— start Records supplied —

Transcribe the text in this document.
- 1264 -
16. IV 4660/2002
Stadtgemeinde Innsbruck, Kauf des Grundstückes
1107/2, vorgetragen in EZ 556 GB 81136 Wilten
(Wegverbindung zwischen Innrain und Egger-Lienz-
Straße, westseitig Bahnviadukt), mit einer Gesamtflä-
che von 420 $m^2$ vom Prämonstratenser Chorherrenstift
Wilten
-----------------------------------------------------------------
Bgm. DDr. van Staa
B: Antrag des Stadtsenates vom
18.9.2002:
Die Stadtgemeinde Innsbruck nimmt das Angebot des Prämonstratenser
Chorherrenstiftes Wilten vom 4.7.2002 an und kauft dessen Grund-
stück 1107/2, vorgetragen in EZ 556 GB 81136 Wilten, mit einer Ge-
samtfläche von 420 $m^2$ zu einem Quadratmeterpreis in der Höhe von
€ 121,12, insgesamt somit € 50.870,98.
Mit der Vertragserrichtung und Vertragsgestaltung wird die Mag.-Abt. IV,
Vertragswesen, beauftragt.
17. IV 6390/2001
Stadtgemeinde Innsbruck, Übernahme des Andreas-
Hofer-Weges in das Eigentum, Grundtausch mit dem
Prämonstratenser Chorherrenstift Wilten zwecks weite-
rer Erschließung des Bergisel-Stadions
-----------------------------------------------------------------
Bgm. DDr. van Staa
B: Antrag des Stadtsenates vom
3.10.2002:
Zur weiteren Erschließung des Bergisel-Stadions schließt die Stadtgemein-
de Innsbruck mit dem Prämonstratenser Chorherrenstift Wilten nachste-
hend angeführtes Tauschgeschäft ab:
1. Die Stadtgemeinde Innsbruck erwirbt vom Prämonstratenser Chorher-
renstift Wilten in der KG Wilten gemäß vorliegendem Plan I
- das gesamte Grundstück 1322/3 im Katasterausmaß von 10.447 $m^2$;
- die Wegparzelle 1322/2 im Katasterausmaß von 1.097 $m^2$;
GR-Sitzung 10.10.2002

— end Records supplied —

Given problem
Tally the lines of the data that contain the string "Bergisel" and report the total alone.

Output for this task
2